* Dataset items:

________________

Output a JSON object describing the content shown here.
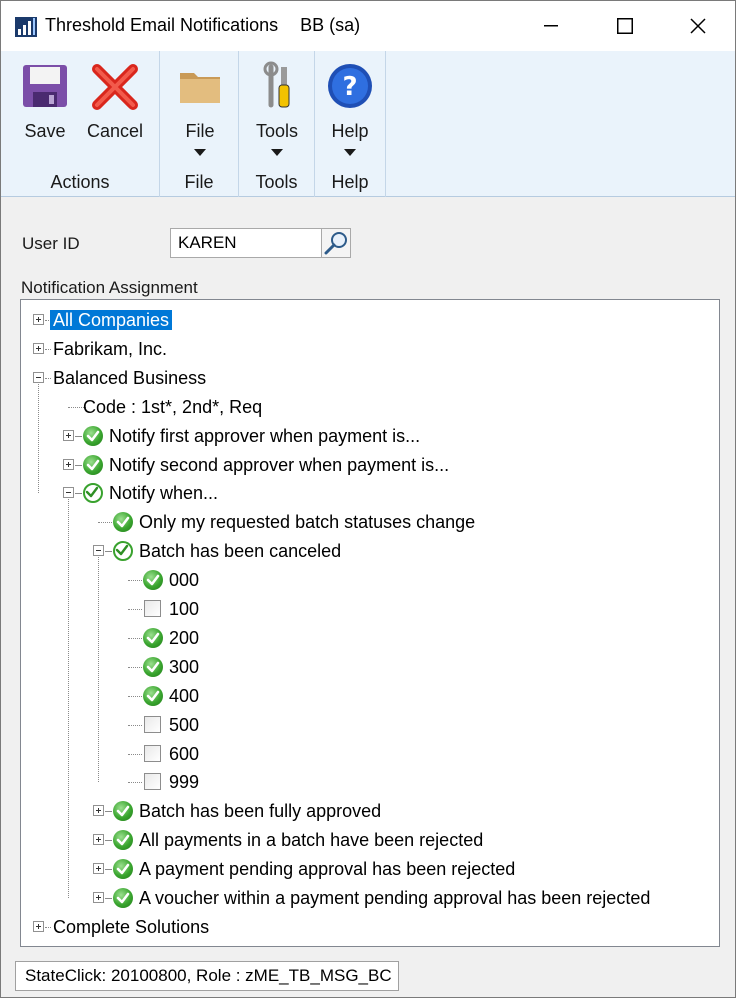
{
  "window": {
    "title": "Threshold Email Notifications",
    "subtitle": "BB (sa)"
  },
  "ribbon": {
    "groups": [
      {
        "label": "Actions",
        "buttons": [
          {
            "label": "Save",
            "icon": "save-icon"
          },
          {
            "label": "Cancel",
            "icon": "cancel-icon"
          }
        ]
      },
      {
        "label": "File",
        "buttons": [
          {
            "label": "File",
            "icon": "folder-icon"
          }
        ]
      },
      {
        "label": "Tools",
        "buttons": [
          {
            "label": "Tools",
            "icon": "tools-icon"
          }
        ]
      },
      {
        "label": "Help",
        "buttons": [
          {
            "label": "Help",
            "icon": "help-icon"
          }
        ]
      }
    ]
  },
  "form": {
    "user_id_label": "User ID",
    "user_id_value": "KAREN",
    "assignment_label": "Notification Assignment"
  },
  "tree": {
    "nodes": [
      {
        "text": "All Companies",
        "level": 0,
        "expander": "plus",
        "check": "none",
        "selected": true
      },
      {
        "text": "Fabrikam, Inc.",
        "level": 0,
        "expander": "plus",
        "check": "none"
      },
      {
        "text": "Balanced Business",
        "level": 0,
        "expander": "minus",
        "check": "none"
      },
      {
        "text": "Code : 1st*, 2nd*, Req",
        "level": 1,
        "expander": "none",
        "check": "none"
      },
      {
        "text": "Notify first approver when payment is...",
        "level": 1,
        "expander": "plus",
        "check": "checked"
      },
      {
        "text": "Notify second approver when payment is...",
        "level": 1,
        "expander": "plus",
        "check": "checked"
      },
      {
        "text": "Notify when...",
        "level": 1,
        "expander": "minus",
        "check": "partial"
      },
      {
        "text": "Only my requested batch statuses change",
        "level": 2,
        "expander": "none",
        "check": "checked"
      },
      {
        "text": "Batch has been canceled",
        "level": 2,
        "expander": "minus",
        "check": "partial"
      },
      {
        "text": "000",
        "level": 3,
        "expander": "none",
        "check": "checked"
      },
      {
        "text": "100",
        "level": 3,
        "expander": "none",
        "check": "unchecked"
      },
      {
        "text": "200",
        "level": 3,
        "expander": "none",
        "check": "checked"
      },
      {
        "text": "300",
        "level": 3,
        "expander": "none",
        "check": "checked"
      },
      {
        "text": "400",
        "level": 3,
        "expander": "none",
        "check": "checked"
      },
      {
        "text": "500",
        "level": 3,
        "expander": "none",
        "check": "unchecked"
      },
      {
        "text": "600",
        "level": 3,
        "expander": "none",
        "check": "unchecked"
      },
      {
        "text": "999",
        "level": 3,
        "expander": "none",
        "check": "unchecked"
      },
      {
        "text": "Batch has been fully approved",
        "level": 2,
        "expander": "plus",
        "check": "checked"
      },
      {
        "text": "All payments in a batch have been rejected",
        "level": 2,
        "expander": "plus",
        "check": "checked"
      },
      {
        "text": "A payment pending approval has been rejected",
        "level": 2,
        "expander": "plus",
        "check": "checked"
      },
      {
        "text": "A voucher within a payment pending approval has been rejected",
        "level": 2,
        "expander": "plus",
        "check": "checked"
      },
      {
        "text": "Complete Solutions",
        "level": 0,
        "expander": "plus",
        "check": "none"
      }
    ]
  },
  "status": {
    "text": "StateClick: 20100800, Role : zME_TB_MSG_BC"
  },
  "colors": {
    "selection": "#0078d7",
    "ribbon_bg": "#eaf3fb",
    "check_green": "#3aa52f"
  }
}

________________

* Your instructions: Repeat all of the entries word for word, but omit the pictures.

* Solution for this exercise:
Output a JSON object describing the content shown here.
{
  "window": {
    "title": "Threshold Email Notifications",
    "subtitle": "BB (sa)"
  },
  "ribbon": {
    "groups": [
      {
        "label": "Actions",
        "buttons": [
          {
            "label": "Save",
            "icon": "save-icon"
          },
          {
            "label": "Cancel",
            "icon": "cancel-icon"
          }
        ]
      },
      {
        "label": "File",
        "buttons": [
          {
            "label": "File",
            "icon": "folder-icon"
          }
        ]
      },
      {
        "label": "Tools",
        "buttons": [
          {
            "label": "Tools",
            "icon": "tools-icon"
          }
        ]
      },
      {
        "label": "Help",
        "buttons": [
          {
            "label": "Help",
            "icon": "help-icon"
          }
        ]
      }
    ]
  },
  "form": {
    "user_id_label": "User ID",
    "user_id_value": "KAREN",
    "assignment_label": "Notification Assignment"
  },
  "tree": {
    "nodes": [
      {
        "text": "All Companies",
        "level": 0,
        "expander": "plus",
        "check": "none",
        "selected": true
      },
      {
        "text": "Fabrikam, Inc.",
        "level": 0,
        "expander": "plus",
        "check": "none"
      },
      {
        "text": "Balanced Business",
        "level": 0,
        "expander": "minus",
        "check": "none"
      },
      {
        "text": "Code : 1st*, 2nd*, Req",
        "level": 1,
        "expander": "none",
        "check": "none"
      },
      {
        "text": "Notify first approver when payment is...",
        "level": 1,
        "expander": "plus",
        "check": "checked"
      },
      {
        "text": "Notify second approver when payment is...",
        "level": 1,
        "expander": "plus",
        "check": "checked"
      },
      {
        "text": "Notify when...",
        "level": 1,
        "expander": "minus",
        "check": "partial"
      },
      {
        "text": "Only my requested batch statuses change",
        "level": 2,
        "expander": "none",
        "check": "checked"
      },
      {
        "text": "Batch has been canceled",
        "level": 2,
        "expander": "minus",
        "check": "partial"
      },
      {
        "text": "000",
        "level": 3,
        "expander": "none",
        "check": "checked"
      },
      {
        "text": "100",
        "level": 3,
        "expander": "none",
        "check": "unchecked"
      },
      {
        "text": "200",
        "level": 3,
        "expander": "none",
        "check": "checked"
      },
      {
        "text": "300",
        "level": 3,
        "expander": "none",
        "check": "checked"
      },
      {
        "text": "400",
        "level": 3,
        "expander": "none",
        "check": "checked"
      },
      {
        "text": "500",
        "level": 3,
        "expander": "none",
        "check": "unchecked"
      },
      {
        "text": "600",
        "level": 3,
        "expander": "none",
        "check": "unchecked"
      },
      {
        "text": "999",
        "level": 3,
        "expander": "none",
        "check": "unchecked"
      },
      {
        "text": "Batch has been fully approved",
        "level": 2,
        "expander": "plus",
        "check": "checked"
      },
      {
        "text": "All payments in a batch have been rejected",
        "level": 2,
        "expander": "plus",
        "check": "checked"
      },
      {
        "text": "A payment pending approval has been rejected",
        "level": 2,
        "expander": "plus",
        "check": "checked"
      },
      {
        "text": "A voucher within a payment pending approval has been rejected",
        "level": 2,
        "expander": "plus",
        "check": "checked"
      },
      {
        "text": "Complete Solutions",
        "level": 0,
        "expander": "plus",
        "check": "none"
      }
    ]
  },
  "status": {
    "text": "StateClick: 20100800, Role : zME_TB_MSG_BC"
  },
  "colors": {
    "selection": "#0078d7",
    "ribbon_bg": "#eaf3fb",
    "check_green": "#3aa52f"
  }
}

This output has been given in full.